I'm aware that this is a terribly heretical argument. Sue me.
Anyway, I think that unfortunately, the existence of Three year lectionaries where 70-90% of the bible is read through in the course of the lectionary,may have failed in it's mission to help people to really know the word of God. While it's certainly a nice ideal, in practice, it's fruits are not what one might assume.
In modern Catholic parishes, as we all know, the divorce between the practice of the faith on Sundays and the practice of it during the week has become so great that it's become the mindset of churchmen to attempt to cram in anything and everything having to do with worship,prayer, and devotion into the Sunday mass, all while doing anything in their grasp to keep it all under an hour. Rather than combating lukewarm Christianity, they accommodate it. Rather than encourage the people to read, study, and pray over the scriptures, especially in the practice of Lectio Divina, they attempt to fit four long readings every week into the mass. They give no time for reflection during or after the readings, and are surprised when people are not completely familiar with the bible, despite the fact that almost all of it is read aloud.

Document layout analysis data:
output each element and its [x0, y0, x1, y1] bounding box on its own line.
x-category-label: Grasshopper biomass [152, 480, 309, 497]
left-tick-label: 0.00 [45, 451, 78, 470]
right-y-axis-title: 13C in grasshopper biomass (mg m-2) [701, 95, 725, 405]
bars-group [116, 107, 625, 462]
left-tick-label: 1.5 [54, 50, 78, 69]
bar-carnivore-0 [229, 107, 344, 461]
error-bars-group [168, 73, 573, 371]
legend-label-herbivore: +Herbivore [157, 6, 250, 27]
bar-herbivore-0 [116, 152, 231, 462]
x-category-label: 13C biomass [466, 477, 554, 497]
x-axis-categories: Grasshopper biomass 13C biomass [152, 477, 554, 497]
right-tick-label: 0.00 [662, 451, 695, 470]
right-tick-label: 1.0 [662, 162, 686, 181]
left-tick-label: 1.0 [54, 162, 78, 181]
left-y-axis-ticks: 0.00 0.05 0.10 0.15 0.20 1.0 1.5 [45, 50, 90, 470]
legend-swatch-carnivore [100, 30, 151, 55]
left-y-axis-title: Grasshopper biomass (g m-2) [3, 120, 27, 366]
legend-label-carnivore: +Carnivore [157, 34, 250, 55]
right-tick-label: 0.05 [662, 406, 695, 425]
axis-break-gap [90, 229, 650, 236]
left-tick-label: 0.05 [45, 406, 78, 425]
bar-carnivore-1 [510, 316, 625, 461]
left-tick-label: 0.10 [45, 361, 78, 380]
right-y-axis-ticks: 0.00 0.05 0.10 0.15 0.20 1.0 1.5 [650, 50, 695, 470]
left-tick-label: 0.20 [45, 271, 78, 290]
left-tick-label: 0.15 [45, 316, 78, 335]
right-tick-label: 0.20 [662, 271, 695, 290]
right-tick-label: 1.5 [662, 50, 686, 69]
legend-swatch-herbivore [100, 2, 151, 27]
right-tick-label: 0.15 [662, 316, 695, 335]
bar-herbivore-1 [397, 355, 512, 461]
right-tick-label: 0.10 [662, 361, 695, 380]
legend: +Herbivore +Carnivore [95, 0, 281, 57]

=== Problem requirements ===
Reproduce the entire passage on lectionaries word for word. These rows are separate material with no connection to the passage on lectionaries.

=== Response area ===
I'm aware that this is a terribly heretical argument. Sue me.
Anyway, I think that unfortunately, the existence of Three year lectionaries where 70-90% of the bible is read through in the course of the lectionary,may have failed in it's mission to help people to really know the word of God. While it's certainly a nice ideal, in practice, it's fruits are not what one might assume.
In modern Catholic parishes, as we all know, the divorce between the practice of the faith on Sundays and the practice of it during the week has become so great that it's become the mindset of churchmen to attempt to cram in anything and everything having to do with worship,prayer, and devotion into the Sunday mass, all while doing anything in their grasp to keep it all under an hour. Rather than combating lukewarm Christianity, they accommodate it. Rather than encourage the people to read, study, and pray over the scriptures, especially in the practice of Lectio Divina, they attempt to fit four long readings every week into the mass. They give no time for reflection during or after the readings, and are surprised when people are not completely familiar with the bible, despite the fact that almost all of it is read aloud.